>> begin Material for the task

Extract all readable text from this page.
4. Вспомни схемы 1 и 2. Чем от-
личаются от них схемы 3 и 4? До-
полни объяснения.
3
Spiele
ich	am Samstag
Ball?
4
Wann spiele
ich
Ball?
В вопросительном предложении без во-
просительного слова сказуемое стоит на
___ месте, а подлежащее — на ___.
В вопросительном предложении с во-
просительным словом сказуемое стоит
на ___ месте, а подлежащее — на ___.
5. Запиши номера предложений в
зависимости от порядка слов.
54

>> end Material for the task

## Given exercise
Retype the listing. Match it exactly.

## Output
Extract all readable text from this page.
4. Вспомни схемы 1 и 2. Чем от-
личаются от них схемы 3 и 4? До-
полни объяснения.
3
Spiele
ich	am Samstag
Ball?
4
Wann spiele
ich
Ball?
В вопросительном предложении без во-
просительного слова сказуемое стоит на
___ месте, а подлежащее — на ___.
В вопросительном предложении с во-
просительным словом сказуемое стоит
на ___ месте, а подлежащее — на ___.
5. Запиши номера предложений в
зависимости от порядка слов.
54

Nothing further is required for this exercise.